>> Start DATASET CONTENT

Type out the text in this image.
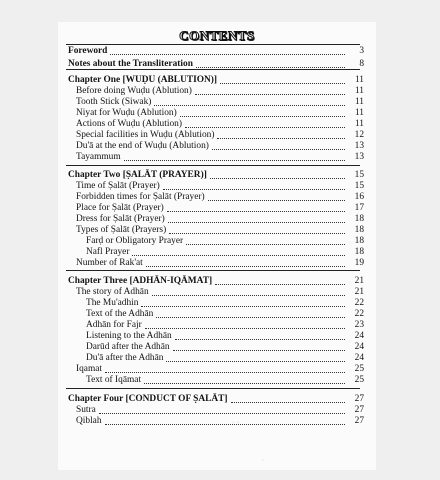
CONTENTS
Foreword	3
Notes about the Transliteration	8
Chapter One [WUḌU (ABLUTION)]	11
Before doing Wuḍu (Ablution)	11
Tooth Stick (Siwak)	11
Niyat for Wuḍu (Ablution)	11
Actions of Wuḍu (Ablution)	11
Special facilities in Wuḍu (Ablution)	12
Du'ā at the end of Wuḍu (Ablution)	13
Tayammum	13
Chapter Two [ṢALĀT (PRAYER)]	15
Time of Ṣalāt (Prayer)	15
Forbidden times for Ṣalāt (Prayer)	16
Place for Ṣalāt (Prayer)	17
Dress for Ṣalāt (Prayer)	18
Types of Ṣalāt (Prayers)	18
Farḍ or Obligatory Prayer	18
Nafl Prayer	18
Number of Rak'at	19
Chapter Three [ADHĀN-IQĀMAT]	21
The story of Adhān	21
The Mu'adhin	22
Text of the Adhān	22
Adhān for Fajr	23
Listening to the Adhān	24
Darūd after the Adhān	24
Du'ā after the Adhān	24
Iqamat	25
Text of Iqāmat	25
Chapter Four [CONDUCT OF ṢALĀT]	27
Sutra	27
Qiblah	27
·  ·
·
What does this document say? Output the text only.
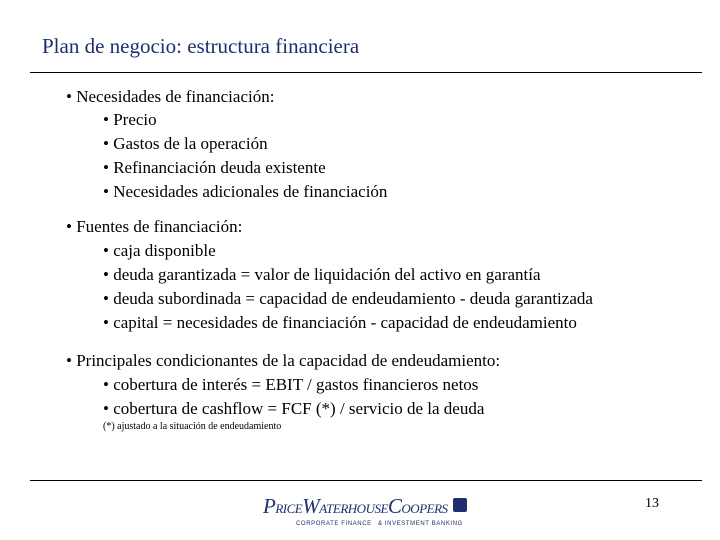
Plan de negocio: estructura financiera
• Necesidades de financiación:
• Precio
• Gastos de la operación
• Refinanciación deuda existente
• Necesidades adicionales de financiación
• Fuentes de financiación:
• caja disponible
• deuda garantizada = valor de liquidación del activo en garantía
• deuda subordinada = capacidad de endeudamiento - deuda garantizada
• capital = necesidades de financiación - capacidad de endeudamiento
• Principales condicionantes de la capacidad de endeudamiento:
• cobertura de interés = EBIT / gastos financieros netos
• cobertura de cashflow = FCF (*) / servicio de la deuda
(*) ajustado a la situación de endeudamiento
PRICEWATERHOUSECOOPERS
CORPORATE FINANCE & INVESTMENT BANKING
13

>> End DATASET CONTENT

**EXERCISE DIRECTIONS**
Write out the whole listing exactly, and drop the pictures.

**RESULT OF THIS EXERCISE**
Type out the text in this image.
CONTENTS
Foreword	3
Notes about the Transliteration	8
Chapter One [WUḌU (ABLUTION)]	11
Before doing Wuḍu (Ablution)	11
Tooth Stick (Siwak)	11
Niyat for Wuḍu (Ablution)	11
Actions of Wuḍu (Ablution)	11
Special facilities in Wuḍu (Ablution)	12
Du'ā at the end of Wuḍu (Ablution)	13
Tayammum	13
Chapter Two [ṢALĀT (PRAYER)]	15
Time of Ṣalāt (Prayer)	15
Forbidden times for Ṣalāt (Prayer)	16
Place for Ṣalāt (Prayer)	17
Dress for Ṣalāt (Prayer)	18
Types of Ṣalāt (Prayers)	18
Farḍ or Obligatory Prayer	18
Nafl Prayer	18
Number of Rak'at	19
Chapter Three [ADHĀN-IQĀMAT]	21
The story of Adhān	21
The Mu'adhin	22
Text of the Adhān	22
Adhān for Fajr	23
Listening to the Adhān	24
Darūd after the Adhān	24
Du'ā after the Adhān	24
Iqamat	25
Text of Iqāmat	25
Chapter Four [CONDUCT OF ṢALĀT]	27
Sutra	27
Qiblah	27
·  ·
·
What does this document say? Output the text only.
Plan de negocio: estructura financiera
• Necesidades de financiación:
• Precio
• Gastos de la operación
• Refinanciación deuda existente
• Necesidades adicionales de financiación
• Fuentes de financiación:
• caja disponible
• deuda garantizada = valor de liquidación del activo en garantía
• deuda subordinada = capacidad de endeudamiento - deuda garantizada
• capital = necesidades de financiación - capacidad de endeudamiento
• Principales condicionantes de la capacidad de endeudamiento:
• cobertura de interés = EBIT / gastos financieros netos
• cobertura de cashflow = FCF (*) / servicio de la deuda
(*) ajustado a la situación de endeudamiento
PRICEWATERHOUSECOOPERS
CORPORATE FINANCE & INVESTMENT BANKING
13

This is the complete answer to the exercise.